▼▼▼

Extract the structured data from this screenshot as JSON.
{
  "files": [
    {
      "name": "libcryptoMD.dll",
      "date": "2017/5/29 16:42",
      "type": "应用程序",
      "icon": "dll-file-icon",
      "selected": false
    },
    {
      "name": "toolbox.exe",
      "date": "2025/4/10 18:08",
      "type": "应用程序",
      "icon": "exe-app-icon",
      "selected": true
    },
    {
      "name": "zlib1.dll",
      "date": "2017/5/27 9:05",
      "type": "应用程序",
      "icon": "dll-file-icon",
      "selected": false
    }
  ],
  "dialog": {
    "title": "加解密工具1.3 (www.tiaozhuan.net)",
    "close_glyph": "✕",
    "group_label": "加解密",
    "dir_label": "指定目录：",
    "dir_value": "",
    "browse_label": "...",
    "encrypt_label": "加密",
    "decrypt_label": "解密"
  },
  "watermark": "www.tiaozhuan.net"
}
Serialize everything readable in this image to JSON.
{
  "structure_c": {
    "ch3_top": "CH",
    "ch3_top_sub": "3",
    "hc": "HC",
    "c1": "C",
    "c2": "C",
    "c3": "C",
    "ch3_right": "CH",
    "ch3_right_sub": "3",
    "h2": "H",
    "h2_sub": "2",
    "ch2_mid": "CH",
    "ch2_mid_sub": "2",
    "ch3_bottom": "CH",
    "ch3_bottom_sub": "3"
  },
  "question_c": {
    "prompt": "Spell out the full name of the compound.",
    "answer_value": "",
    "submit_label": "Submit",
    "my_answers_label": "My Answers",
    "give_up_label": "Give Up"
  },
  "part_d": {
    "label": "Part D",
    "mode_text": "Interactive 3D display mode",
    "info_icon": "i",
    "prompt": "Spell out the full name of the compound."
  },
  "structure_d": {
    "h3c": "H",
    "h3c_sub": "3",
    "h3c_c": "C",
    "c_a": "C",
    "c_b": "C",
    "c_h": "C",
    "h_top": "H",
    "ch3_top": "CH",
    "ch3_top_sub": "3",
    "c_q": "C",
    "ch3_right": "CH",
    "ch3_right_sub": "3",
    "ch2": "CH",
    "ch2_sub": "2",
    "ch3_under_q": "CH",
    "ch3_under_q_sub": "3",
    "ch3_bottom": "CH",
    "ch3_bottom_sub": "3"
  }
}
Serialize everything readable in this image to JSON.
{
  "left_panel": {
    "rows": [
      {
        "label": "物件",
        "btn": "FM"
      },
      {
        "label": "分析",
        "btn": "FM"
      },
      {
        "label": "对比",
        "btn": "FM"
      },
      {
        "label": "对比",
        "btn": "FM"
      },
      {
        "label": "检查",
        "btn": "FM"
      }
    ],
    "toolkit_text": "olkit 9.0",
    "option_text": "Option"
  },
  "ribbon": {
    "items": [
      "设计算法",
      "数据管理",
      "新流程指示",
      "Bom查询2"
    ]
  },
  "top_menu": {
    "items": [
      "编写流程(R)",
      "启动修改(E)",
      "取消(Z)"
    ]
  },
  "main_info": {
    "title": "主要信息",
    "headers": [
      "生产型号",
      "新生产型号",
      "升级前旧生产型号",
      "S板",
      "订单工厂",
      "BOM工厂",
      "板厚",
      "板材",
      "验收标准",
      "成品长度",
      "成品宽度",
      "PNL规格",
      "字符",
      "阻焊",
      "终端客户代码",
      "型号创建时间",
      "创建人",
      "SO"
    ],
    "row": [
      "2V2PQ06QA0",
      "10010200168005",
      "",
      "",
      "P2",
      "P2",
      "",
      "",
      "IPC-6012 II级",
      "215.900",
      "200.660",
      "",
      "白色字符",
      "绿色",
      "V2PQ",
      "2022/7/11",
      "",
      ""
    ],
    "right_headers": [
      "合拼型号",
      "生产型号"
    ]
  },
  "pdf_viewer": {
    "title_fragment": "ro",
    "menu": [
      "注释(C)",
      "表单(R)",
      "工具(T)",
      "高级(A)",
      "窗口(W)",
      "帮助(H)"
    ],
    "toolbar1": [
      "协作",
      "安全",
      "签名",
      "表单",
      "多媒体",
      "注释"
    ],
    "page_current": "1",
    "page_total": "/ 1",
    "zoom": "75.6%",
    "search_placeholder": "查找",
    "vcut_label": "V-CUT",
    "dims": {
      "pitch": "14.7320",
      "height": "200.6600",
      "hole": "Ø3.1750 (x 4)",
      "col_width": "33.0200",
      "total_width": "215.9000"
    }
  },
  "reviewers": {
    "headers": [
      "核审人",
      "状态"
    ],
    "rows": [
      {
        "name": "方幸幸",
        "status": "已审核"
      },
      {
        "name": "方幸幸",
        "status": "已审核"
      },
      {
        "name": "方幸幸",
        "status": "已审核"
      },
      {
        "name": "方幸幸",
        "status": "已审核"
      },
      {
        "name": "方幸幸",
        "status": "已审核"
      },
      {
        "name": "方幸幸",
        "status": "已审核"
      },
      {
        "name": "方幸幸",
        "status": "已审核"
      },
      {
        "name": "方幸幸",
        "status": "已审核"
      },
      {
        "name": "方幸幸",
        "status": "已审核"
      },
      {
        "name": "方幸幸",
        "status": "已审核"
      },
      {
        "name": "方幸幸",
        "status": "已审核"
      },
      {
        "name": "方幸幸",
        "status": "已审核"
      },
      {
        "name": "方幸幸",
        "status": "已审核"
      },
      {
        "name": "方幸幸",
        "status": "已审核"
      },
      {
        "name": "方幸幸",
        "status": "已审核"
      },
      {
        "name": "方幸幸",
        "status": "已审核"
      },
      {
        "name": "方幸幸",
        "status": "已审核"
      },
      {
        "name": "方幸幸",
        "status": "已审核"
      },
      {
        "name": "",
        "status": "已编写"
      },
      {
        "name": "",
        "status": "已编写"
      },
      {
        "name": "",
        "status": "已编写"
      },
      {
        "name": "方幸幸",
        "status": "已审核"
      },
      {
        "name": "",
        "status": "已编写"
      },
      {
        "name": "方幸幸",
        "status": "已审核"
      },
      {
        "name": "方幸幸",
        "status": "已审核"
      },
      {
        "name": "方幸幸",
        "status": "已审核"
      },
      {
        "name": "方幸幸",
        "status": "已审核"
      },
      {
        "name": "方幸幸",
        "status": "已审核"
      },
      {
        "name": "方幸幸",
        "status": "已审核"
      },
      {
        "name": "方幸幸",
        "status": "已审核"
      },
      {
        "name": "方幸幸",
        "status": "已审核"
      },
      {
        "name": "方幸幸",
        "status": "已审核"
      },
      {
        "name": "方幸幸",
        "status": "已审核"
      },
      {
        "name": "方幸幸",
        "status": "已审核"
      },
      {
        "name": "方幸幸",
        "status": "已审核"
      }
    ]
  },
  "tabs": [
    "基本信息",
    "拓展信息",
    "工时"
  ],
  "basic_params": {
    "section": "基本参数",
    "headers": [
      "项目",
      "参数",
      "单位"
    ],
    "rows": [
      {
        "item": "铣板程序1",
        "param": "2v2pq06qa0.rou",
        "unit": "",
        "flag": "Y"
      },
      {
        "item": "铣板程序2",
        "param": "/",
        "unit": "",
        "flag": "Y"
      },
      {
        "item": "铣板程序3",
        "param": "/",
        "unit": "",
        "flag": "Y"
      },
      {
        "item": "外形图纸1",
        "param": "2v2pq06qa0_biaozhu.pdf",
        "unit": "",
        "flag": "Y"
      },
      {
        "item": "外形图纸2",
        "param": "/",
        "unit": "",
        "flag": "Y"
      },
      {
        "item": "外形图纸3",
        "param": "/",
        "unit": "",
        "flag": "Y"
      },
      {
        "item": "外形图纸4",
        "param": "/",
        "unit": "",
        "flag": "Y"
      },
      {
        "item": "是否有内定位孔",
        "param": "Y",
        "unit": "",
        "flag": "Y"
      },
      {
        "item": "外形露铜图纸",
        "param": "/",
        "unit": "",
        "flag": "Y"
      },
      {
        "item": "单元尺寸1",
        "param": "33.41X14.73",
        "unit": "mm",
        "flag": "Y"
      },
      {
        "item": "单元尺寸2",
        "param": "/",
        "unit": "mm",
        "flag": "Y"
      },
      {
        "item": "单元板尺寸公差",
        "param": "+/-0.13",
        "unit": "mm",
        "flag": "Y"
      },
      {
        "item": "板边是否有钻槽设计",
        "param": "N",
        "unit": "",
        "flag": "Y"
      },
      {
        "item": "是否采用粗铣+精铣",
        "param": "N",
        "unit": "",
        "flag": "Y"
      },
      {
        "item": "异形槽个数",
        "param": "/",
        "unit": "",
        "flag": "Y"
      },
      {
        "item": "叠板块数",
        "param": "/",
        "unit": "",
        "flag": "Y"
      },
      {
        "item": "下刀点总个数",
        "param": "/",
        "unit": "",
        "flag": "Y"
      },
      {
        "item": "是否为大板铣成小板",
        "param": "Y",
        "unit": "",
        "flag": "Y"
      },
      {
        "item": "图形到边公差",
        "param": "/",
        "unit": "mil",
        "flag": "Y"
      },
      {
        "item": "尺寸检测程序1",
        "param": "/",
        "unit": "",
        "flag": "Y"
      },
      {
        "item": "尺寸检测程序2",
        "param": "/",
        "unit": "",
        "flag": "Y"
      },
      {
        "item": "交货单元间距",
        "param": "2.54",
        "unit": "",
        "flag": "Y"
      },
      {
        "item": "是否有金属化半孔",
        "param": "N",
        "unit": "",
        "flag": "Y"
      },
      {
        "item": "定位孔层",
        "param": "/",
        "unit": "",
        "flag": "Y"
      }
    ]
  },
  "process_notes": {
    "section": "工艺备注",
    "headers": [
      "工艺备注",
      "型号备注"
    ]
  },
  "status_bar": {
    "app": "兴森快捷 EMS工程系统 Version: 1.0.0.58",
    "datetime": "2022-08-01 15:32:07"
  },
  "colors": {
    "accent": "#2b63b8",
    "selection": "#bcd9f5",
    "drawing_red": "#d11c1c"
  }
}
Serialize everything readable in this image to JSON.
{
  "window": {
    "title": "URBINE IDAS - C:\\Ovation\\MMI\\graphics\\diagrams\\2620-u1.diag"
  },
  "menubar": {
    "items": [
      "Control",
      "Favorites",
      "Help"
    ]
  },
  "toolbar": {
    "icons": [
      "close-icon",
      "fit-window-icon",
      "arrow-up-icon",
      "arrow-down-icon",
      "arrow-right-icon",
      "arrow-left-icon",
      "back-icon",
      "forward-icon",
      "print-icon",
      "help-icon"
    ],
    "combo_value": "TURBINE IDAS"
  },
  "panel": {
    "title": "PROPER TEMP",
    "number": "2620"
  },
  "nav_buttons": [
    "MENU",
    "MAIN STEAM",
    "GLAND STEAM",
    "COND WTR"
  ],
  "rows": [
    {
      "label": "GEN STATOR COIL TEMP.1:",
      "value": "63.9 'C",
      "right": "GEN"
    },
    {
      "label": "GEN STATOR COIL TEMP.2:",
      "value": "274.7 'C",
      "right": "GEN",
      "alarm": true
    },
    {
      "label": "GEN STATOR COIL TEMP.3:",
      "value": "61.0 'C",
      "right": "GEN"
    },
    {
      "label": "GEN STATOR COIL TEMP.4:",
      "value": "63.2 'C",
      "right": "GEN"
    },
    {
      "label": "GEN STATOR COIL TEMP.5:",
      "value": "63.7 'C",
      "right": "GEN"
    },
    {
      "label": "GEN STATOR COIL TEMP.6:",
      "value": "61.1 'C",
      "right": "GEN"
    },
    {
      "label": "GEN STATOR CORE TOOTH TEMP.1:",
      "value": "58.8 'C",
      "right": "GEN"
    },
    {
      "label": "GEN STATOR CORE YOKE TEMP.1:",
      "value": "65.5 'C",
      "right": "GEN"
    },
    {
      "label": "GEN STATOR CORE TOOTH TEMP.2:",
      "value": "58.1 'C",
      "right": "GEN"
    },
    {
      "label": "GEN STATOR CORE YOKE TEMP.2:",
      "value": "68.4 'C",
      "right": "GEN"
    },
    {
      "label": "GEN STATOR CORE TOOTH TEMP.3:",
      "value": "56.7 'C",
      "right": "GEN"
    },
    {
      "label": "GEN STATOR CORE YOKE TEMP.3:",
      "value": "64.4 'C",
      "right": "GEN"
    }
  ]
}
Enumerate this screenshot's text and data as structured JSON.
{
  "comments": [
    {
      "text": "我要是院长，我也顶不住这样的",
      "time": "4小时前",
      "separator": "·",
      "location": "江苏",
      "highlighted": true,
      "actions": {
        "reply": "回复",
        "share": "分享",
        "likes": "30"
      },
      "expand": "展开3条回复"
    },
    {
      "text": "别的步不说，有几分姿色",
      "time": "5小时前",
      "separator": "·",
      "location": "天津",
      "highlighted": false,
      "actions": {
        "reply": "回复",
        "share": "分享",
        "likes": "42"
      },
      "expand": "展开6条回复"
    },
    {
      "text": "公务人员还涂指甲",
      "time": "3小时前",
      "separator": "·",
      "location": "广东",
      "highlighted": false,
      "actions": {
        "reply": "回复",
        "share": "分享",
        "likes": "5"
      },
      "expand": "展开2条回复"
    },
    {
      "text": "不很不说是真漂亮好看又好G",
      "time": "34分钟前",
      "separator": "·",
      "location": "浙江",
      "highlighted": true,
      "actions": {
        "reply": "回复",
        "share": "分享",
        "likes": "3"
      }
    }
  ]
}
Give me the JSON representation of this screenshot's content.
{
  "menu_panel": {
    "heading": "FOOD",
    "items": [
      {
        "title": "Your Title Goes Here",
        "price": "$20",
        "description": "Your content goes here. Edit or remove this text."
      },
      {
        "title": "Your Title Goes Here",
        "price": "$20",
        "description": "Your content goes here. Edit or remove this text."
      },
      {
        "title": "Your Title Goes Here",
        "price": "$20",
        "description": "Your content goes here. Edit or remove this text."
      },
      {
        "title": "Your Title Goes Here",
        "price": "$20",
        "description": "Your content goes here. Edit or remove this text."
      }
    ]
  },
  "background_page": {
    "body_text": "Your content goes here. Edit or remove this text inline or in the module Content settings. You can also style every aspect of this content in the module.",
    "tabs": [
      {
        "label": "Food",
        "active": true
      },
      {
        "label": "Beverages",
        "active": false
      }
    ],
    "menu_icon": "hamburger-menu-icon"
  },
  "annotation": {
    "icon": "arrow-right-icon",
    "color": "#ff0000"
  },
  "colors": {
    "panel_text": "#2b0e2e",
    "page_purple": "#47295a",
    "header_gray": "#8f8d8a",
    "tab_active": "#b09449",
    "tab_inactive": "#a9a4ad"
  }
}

▲▲▲

_Directions for this task_:
Extract, from the material above, each line holding the word "prompt".

_Task result_:
    "prompt": "Spell out the full name of the compound.",
    "prompt": "Spell out the full name of the compound."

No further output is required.